- Task objective -
Search the records for lines with the word "Citratzyklus" and copy each match.

- Available data -
:::

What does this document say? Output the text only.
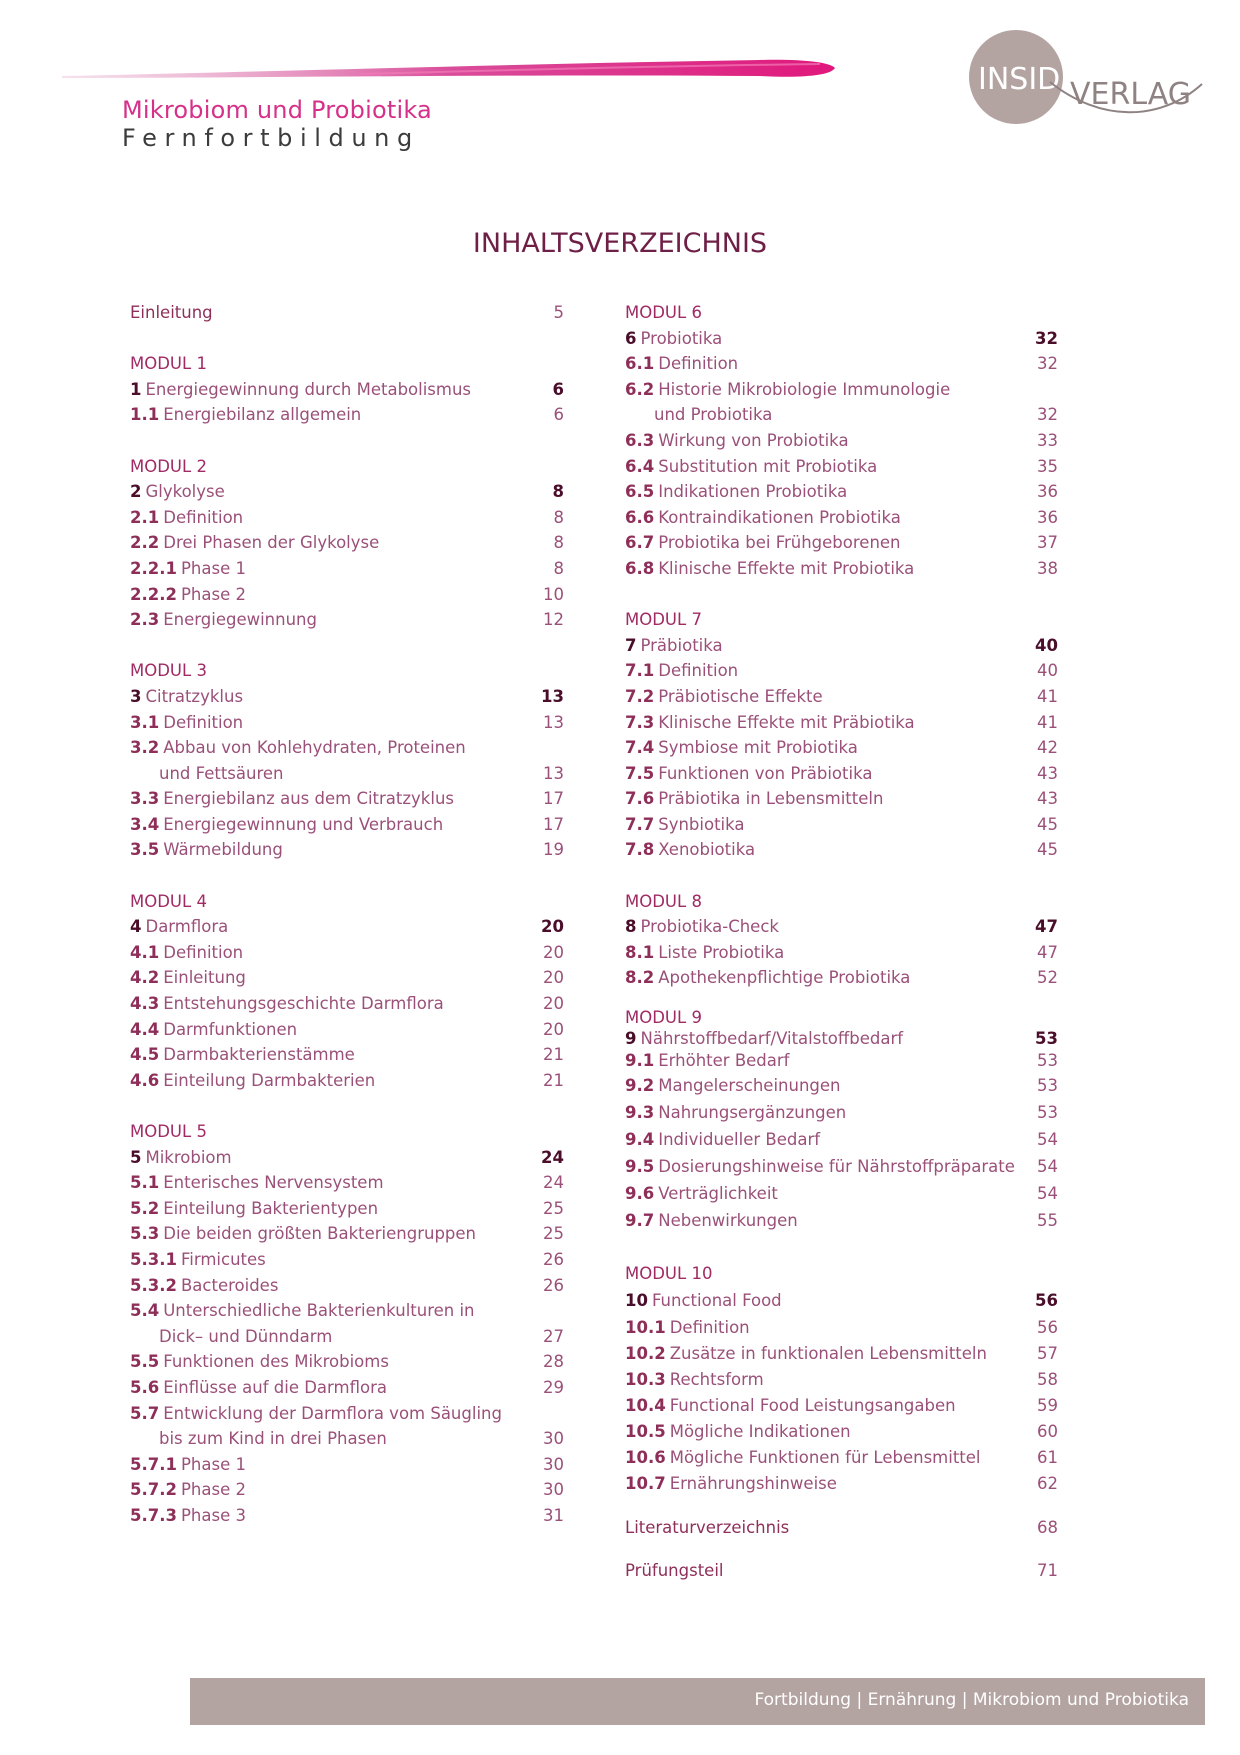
Mikrobiom und Probiotika
Fernfortbildung
INSIDE
VERLAG
INHALTSVERZEICHNIS
Einleitung	5
MODUL 1
1 Energiegewinnung durch Metabolismus	6
1.1 Energiebilanz allgemein	6
MODUL 2
2 Glykolyse	8
2.1 Definition	8
2.2 Drei Phasen der Glykolyse	8
2.2.1 Phase 1	8
2.2.2 Phase 2	10
2.3 Energiegewinnung	12
MODUL 3
3 Citratzyklus	13
3.1 Definition	13
3.2 Abbau von Kohlehydraten, Proteinen
und Fettsäuren	13
3.3 Energiebilanz aus dem Citratzyklus	17
3.4 Energiegewinnung und Verbrauch	17
3.5 Wärmebildung	19
MODUL 4
4 Darmflora	20
4.1 Definition	20
4.2 Einleitung	20
4.3 Entstehungsgeschichte Darmflora	20
4.4 Darmfunktionen	20
4.5 Darmbakterienstämme	21
4.6 Einteilung Darmbakterien	21
MODUL 5
5 Mikrobiom	24
5.1 Enterisches Nervensystem	24
5.2 Einteilung Bakterientypen	25
5.3 Die beiden größten Bakteriengruppen	25
5.3.1 Firmicutes	26
5.3.2 Bacteroides	26
5.4 Unterschiedliche Bakterienkulturen in
Dick– und Dünndarm	27
5.5 Funktionen des Mikrobioms	28
5.6 Einflüsse auf die Darmflora	29
5.7 Entwicklung der Darmflora vom Säugling
bis zum Kind in drei Phasen	30
5.7.1 Phase 1	30
5.7.2 Phase 2	30
5.7.3 Phase 3	31
MODUL 6
6 Probiotika	32
6.1 Definition	32
6.2 Historie Mikrobiologie Immunologie
und Probiotika	32
6.3 Wirkung von Probiotika	33
6.4 Substitution mit Probiotika	35
6.5 Indikationen Probiotika	36
6.6 Kontraindikationen Probiotika	36
6.7 Probiotika bei Frühgeborenen	37
6.8 Klinische Effekte mit Probiotika	38
MODUL 7
7 Präbiotika	40
7.1 Definition	40
7.2 Präbiotische Effekte	41
7.3 Klinische Effekte mit Präbiotika	41
7.4 Symbiose mit Probiotika	42
7.5 Funktionen von Präbiotika	43
7.6 Präbiotika in Lebensmitteln	43
7.7 Synbiotika	45
7.8 Xenobiotika	45
MODUL 8
8 Probiotika-Check	47
8.1 Liste Probiotika	47
8.2 Apothekenpflichtige Probiotika	52
MODUL 9
9 Nährstoffbedarf/Vitalstoffbedarf	53
9.1 Erhöhter Bedarf	53
9.2 Mangelerscheinungen	53
9.3 Nahrungsergänzungen	53
9.4 Individueller Bedarf	54
9.5 Dosierungshinweise für Nährstoffpräparate 54
9.6 Verträglichkeit	54
9.7 Nebenwirkungen	55
MODUL 10
10 Functional Food	56
10.1 Definition	56
10.2 Zusätze in funktionalen Lebensmitteln	57
10.3 Rechtsform	58
10.4 Functional Food Leistungsangaben	59
10.5 Mögliche Indikationen	60
10.6 Mögliche Funktionen für Lebensmittel	61
10.7 Ernährungshinweise	62
Literaturverzeichnis	68
Prüfungsteil	71
Fortbildung | Ernährung | Mikrobiom und Probiotika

:::

- Solved problem -
3 Citratzyklus	13
3.3 Energiebilanz aus dem Citratzyklus	17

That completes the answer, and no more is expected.